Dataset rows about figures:
..........
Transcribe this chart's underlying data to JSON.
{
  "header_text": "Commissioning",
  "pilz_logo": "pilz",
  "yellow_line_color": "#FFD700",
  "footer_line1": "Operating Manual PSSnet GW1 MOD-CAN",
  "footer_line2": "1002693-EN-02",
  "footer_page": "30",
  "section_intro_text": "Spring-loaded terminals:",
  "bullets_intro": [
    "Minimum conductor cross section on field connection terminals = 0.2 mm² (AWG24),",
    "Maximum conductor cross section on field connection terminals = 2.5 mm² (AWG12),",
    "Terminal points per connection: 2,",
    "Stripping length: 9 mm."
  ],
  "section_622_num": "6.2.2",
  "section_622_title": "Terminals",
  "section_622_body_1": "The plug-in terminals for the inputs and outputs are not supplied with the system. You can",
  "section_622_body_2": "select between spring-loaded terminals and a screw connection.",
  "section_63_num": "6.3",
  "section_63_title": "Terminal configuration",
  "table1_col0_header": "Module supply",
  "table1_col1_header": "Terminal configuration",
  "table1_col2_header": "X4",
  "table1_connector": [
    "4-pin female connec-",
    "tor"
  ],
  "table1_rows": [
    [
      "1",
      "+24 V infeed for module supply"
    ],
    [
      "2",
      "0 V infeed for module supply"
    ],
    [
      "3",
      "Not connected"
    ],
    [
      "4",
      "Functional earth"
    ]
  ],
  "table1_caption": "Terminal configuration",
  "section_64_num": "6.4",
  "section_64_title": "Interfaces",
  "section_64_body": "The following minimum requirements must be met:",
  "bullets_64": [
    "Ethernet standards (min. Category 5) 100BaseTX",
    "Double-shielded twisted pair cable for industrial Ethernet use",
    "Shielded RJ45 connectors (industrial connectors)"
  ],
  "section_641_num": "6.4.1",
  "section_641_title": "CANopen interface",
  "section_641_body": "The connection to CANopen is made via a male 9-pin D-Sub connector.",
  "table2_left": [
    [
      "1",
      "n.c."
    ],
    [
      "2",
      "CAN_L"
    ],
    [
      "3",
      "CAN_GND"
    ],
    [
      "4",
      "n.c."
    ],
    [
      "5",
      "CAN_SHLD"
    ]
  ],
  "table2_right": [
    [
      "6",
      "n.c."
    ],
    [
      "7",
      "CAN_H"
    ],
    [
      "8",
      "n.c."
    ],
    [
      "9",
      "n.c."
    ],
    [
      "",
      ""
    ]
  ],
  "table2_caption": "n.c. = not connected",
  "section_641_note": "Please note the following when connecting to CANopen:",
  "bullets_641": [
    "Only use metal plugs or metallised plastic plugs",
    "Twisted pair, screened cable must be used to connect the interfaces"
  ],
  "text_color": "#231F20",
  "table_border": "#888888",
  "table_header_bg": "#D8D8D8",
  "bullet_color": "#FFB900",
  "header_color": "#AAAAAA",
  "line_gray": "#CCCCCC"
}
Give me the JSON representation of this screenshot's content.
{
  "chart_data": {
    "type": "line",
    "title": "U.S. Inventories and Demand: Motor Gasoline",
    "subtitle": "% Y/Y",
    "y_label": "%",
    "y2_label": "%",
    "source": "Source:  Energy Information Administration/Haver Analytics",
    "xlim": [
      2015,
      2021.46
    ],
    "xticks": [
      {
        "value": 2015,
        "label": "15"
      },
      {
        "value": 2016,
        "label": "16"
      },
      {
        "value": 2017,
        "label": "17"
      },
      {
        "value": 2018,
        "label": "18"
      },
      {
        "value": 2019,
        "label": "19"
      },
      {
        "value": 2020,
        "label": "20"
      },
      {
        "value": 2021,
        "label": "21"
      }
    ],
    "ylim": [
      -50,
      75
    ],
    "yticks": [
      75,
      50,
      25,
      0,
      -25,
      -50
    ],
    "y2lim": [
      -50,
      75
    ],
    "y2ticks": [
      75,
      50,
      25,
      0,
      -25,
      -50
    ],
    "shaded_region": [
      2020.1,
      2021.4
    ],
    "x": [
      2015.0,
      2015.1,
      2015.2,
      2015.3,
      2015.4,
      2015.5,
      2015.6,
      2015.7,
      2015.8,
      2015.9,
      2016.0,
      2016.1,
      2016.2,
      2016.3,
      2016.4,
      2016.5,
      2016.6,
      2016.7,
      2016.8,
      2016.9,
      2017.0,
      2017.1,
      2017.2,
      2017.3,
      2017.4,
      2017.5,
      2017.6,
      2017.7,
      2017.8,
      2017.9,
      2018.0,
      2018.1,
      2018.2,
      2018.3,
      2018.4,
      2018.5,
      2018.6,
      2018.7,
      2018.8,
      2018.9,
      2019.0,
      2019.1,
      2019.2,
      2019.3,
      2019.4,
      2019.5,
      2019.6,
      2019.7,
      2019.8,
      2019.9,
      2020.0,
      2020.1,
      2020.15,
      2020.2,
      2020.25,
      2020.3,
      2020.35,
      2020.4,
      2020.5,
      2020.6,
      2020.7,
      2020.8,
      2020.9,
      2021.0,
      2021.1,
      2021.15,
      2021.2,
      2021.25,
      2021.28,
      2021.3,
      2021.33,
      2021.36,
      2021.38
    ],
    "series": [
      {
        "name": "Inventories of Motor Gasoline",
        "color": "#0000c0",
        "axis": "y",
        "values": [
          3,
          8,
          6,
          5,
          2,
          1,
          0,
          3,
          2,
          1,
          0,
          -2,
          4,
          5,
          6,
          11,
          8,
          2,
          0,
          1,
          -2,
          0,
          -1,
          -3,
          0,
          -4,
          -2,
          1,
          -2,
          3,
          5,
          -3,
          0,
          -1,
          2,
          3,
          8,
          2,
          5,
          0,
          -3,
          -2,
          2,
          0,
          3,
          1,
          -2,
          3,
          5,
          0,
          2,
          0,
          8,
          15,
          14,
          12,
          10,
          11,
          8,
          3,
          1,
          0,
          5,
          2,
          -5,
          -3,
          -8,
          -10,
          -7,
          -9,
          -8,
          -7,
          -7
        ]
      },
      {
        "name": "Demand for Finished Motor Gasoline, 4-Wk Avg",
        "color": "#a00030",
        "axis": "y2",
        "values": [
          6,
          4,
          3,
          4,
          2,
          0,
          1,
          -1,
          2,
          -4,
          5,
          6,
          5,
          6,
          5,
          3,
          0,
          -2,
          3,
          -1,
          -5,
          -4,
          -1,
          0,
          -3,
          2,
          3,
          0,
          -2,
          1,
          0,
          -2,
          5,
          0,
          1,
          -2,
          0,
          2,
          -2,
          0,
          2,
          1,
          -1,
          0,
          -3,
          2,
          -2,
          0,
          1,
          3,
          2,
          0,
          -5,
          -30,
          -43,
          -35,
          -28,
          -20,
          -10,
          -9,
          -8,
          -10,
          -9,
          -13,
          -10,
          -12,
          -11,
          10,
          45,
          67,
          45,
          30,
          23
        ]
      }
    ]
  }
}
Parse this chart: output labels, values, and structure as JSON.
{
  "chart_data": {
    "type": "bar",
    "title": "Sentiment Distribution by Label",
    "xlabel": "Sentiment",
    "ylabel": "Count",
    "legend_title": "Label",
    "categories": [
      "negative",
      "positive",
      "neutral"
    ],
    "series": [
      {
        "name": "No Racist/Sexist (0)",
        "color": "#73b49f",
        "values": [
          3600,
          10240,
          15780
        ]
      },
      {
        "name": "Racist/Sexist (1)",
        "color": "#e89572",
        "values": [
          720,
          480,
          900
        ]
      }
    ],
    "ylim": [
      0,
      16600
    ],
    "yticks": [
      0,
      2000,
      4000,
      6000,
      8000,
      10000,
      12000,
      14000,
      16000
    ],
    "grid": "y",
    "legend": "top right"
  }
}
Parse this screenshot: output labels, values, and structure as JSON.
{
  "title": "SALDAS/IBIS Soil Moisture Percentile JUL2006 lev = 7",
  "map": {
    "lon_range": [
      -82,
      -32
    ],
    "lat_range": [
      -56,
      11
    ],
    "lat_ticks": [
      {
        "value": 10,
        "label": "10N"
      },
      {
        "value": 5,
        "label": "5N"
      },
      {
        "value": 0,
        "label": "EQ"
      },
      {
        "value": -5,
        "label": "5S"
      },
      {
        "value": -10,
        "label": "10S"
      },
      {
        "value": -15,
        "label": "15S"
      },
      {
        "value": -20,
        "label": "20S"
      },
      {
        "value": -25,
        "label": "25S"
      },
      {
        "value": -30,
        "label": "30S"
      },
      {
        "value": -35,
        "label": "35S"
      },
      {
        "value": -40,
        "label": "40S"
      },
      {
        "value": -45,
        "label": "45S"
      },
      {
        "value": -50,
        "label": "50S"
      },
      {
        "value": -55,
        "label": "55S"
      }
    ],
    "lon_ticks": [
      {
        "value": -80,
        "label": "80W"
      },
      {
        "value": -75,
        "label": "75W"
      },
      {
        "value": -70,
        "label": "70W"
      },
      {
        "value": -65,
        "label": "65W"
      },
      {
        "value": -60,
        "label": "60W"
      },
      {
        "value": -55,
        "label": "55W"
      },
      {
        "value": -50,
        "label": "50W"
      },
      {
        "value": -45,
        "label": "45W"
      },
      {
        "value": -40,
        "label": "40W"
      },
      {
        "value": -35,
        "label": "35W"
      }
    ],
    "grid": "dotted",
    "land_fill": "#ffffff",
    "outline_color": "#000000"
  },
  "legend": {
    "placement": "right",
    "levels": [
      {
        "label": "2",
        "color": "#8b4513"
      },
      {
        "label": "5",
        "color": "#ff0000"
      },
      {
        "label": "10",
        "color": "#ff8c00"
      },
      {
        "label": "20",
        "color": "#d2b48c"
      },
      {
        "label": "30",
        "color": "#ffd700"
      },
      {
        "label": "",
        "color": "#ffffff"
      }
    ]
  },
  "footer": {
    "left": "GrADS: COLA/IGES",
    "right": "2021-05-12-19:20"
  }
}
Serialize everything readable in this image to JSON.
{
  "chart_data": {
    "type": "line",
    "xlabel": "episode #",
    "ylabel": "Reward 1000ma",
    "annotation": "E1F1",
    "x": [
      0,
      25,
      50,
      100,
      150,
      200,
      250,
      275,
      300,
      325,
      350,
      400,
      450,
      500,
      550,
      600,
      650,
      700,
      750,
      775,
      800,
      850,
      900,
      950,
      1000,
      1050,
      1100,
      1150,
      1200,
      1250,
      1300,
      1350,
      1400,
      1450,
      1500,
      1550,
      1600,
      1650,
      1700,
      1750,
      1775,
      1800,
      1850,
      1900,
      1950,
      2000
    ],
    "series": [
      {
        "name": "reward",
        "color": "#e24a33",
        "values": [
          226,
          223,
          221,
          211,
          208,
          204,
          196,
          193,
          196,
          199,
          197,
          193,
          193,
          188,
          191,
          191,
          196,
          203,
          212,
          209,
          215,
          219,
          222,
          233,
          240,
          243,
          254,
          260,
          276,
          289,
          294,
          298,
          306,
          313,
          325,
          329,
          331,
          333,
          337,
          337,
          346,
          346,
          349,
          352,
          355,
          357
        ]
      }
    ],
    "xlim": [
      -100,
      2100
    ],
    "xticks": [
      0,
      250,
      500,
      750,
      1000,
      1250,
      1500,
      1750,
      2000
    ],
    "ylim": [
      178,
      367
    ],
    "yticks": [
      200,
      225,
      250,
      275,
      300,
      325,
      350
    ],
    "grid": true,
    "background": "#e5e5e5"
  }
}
..........
- Given problem
Extract each line holding the string "Inventories".

- Exercise answer
    "title": "U.S. Inventories and Demand: Motor Gasoline",
        "name": "Inventories of Motor Gasoline",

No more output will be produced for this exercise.